◆ The problem ◆
Render the record lines as a Markdown table with the columns Row and Line, starting at the line containing "plus-icon [934,200,955,221]" and ending at the line containing "property-row[interactable]: Record Reader". Skip any blank lines.

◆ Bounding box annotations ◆

start

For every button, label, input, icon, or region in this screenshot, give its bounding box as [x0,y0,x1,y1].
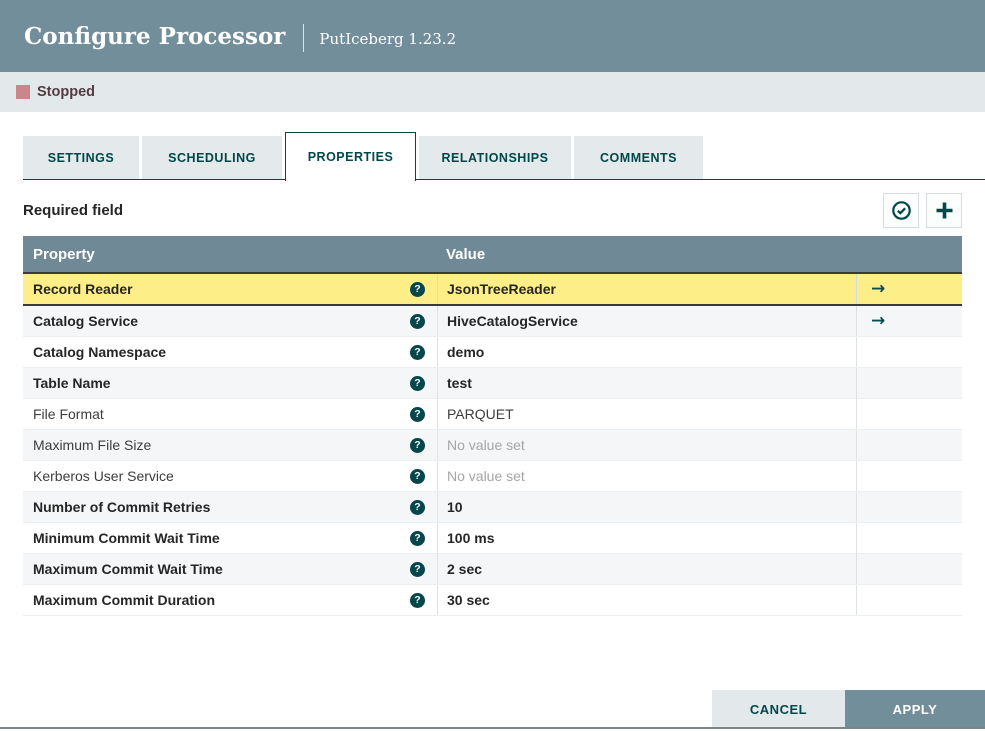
plus-icon [934,200,955,221]
property-value-cell[interactable]: demo [437,337,856,367]
help-question-icon[interactable]: ? [410,344,425,360]
table-header: Property Value [23,236,962,272]
property-name: File Format [33,406,104,422]
property-value-cell[interactable]: No value set [437,461,856,491]
tab-scheduling[interactable]: SCHEDULING [142,136,282,179]
property-name: Kerberos User Service [33,468,174,484]
help-question-icon[interactable]: ? [410,468,425,484]
properties-table: Property Value Record Reader ? JsonTreeR… [23,236,962,616]
verify-properties-button[interactable] [883,192,919,228]
property-row[interactable]: Kerberos User Service ? No value set → [23,461,962,492]
help-question-icon[interactable]: ? [410,281,425,297]
property-name: Catalog Service [33,313,139,329]
property-row[interactable]: Record Reader ? JsonTreeReader → [23,272,962,306]
property-value-cell[interactable]: 10 [437,492,856,522]
property-row[interactable]: Minimum Commit Wait Time ? 100 ms → [23,523,962,554]
title-divider [303,24,305,52]
go-to-service-arrow-icon[interactable]: → [871,312,885,330]
dialog-footer: CANCEL APPLY [712,690,985,728]
column-header-value: Value [446,245,486,263]
property-row[interactable]: Maximum Commit Duration ? 30 sec → [23,585,962,616]
tab-relationships[interactable]: RELATIONSHIPS [419,136,571,179]
stopped-state-icon [16,85,30,99]
help-question-icon[interactable]: ? [410,406,425,422]
property-row[interactable]: Catalog Namespace ? demo → [23,337,962,368]
properties-toolbar: Required field [23,192,962,228]
status-bar: Stopped [0,72,985,112]
property-name: Record Reader [33,281,133,297]
property-row[interactable]: Catalog Service ? HiveCatalogService → [23,306,962,337]
property-name: Minimum Commit Wait Time [33,530,220,546]
property-value-cell[interactable]: 30 sec [437,585,856,615]
property-name: Table Name [33,375,111,391]
status-label: Stopped [37,84,95,100]
property-row[interactable]: Maximum File Size ? No value set → [23,430,962,461]
property-value-cell[interactable]: 100 ms [437,523,856,553]
property-name: Maximum Commit Wait Time [33,561,223,577]
property-row[interactable]: Number of Commit Retries ? 10 → [23,492,962,523]
configure-processor-dialog: Configure Processor PutIceberg 1.23.2 St… [0,0,985,731]
tab-properties[interactable]: PROPERTIES [285,132,416,181]
help-question-icon[interactable]: ? [410,592,425,608]
dialog-header: Configure Processor PutIceberg 1.23.2 [0,0,985,72]
tab-bar: SETTINGS SCHEDULING PROPERTIES RELATIONSHIP… [23,132,985,181]
apply-button[interactable]: APPLY [845,690,985,728]
check-circle-icon [891,200,912,221]
required-field-label: Required field [23,201,124,219]
table-body: Record Reader ? JsonTreeReader → Catalog… [23,272,962,616]
help-question-icon[interactable]: ? [410,499,425,515]
add-property-button[interactable] [926,192,962,228]
property-row[interactable]: Table Name ? test → [23,368,962,399]
column-header-property: Property [33,245,95,263]
property-value-cell[interactable]: test [437,368,856,398]
property-name: Maximum Commit Duration [33,592,216,608]
tab-comments[interactable]: COMMENTS [574,136,703,179]
help-question-icon[interactable]: ? [410,313,425,329]
help-question-icon[interactable]: ? [410,375,425,391]
help-question-icon[interactable]: ? [410,530,425,546]
cancel-button[interactable]: CANCEL [712,690,845,728]
property-name: Catalog Namespace [33,344,167,360]
tab-settings[interactable]: SETTINGS [23,136,139,179]
help-question-icon[interactable]: ? [410,561,425,577]
property-value-cell[interactable]: HiveCatalogService [437,306,856,336]
property-name: Number of Commit Retries [33,499,211,515]
property-value-cell[interactable]: No value set [437,430,856,460]
property-value-cell[interactable]: 2 sec [437,554,856,584]
property-value-cell[interactable]: PARQUET [437,399,856,429]
property-row[interactable]: Maximum Commit Wait Time ? 2 sec → [23,554,962,585]
dialog-title: Configure Processor [24,22,286,50]
help-question-icon[interactable]: ? [410,437,425,453]
go-to-service-arrow-icon[interactable]: → [871,280,885,298]
dialog-bottom-edge [0,727,985,729]
property-name: Maximum File Size [33,437,152,453]
property-row[interactable]: File Format ? PARQUET → [23,399,962,430]
processor-type-version: PutIceberg 1.23.2 [319,29,457,48]
toolbar-buttons [883,192,962,228]
property-value-cell[interactable]: JsonTreeReader [437,274,856,304]
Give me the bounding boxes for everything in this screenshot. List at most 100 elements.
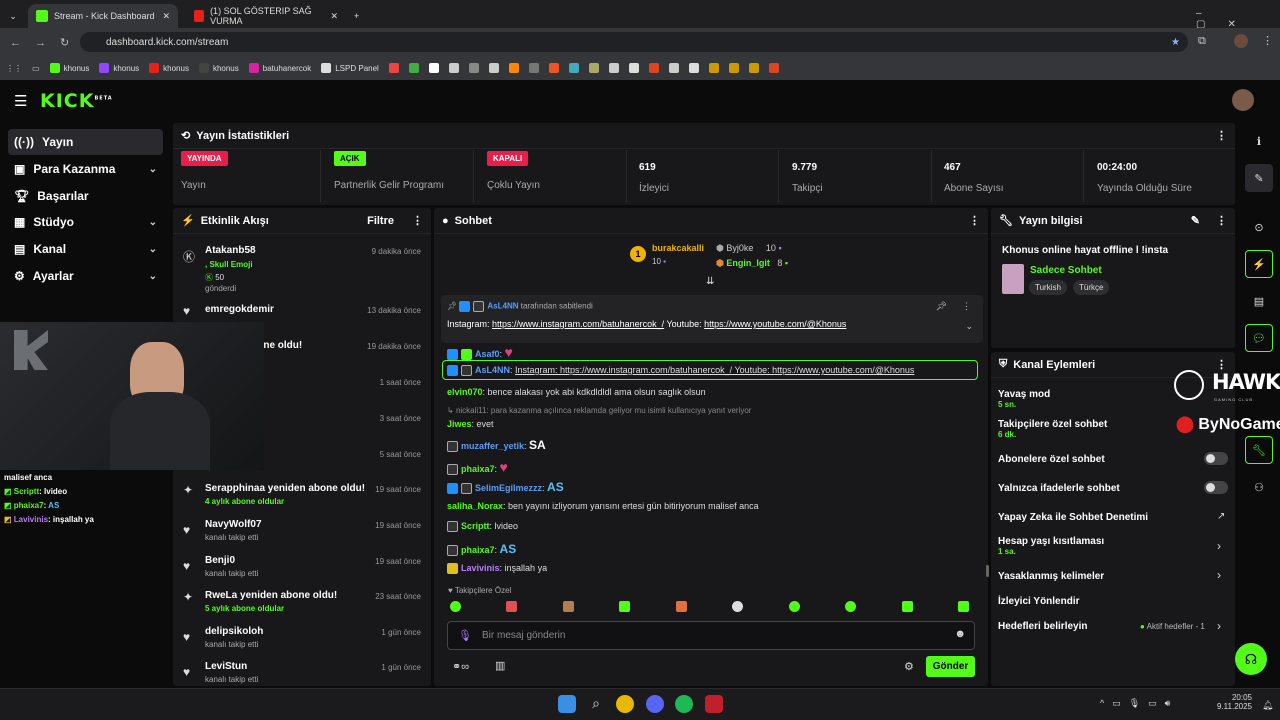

end

◆ Full output ◆
| Row | Line |
|---|---|
| 1 | plus-icon [934,200,955,221] |
| 2 | property-value-cell[interactable]: demo [437,337,856,367] |
| 3 | help-question-icon[interactable]: ? [410,344,425,360] |
| 4 | table-header: Property Value [23,236,962,272] |
| 5 | property-name: File Format [33,406,104,422] |
| 6 | property-value-cell[interactable]: No value set [437,461,856,491] |
| 7 | tab-scheduling[interactable]: SCHEDULING [142,136,282,179] |
| 8 | property-name: Kerberos User Service [33,468,174,484] |
| 9 | help-question-icon[interactable]: ? [410,468,425,484] |
| 10 | properties-table: Property Value Record Reader ? JsonTreeR… [23,236,962,616] |
| 11 | verify-properties-button[interactable] [883,192,919,228] |
| 12 | property-row[interactable]: Kerberos User Service ? No value set → [23,461,962,492] |
| 13 | help-question-icon[interactable]: ? [410,281,425,297] |
| 14 | property-name: Catalog Service [33,313,139,329] |
| 15 | property-row[interactable]: Record Reader ? JsonTreeReader → [23,272,962,306] |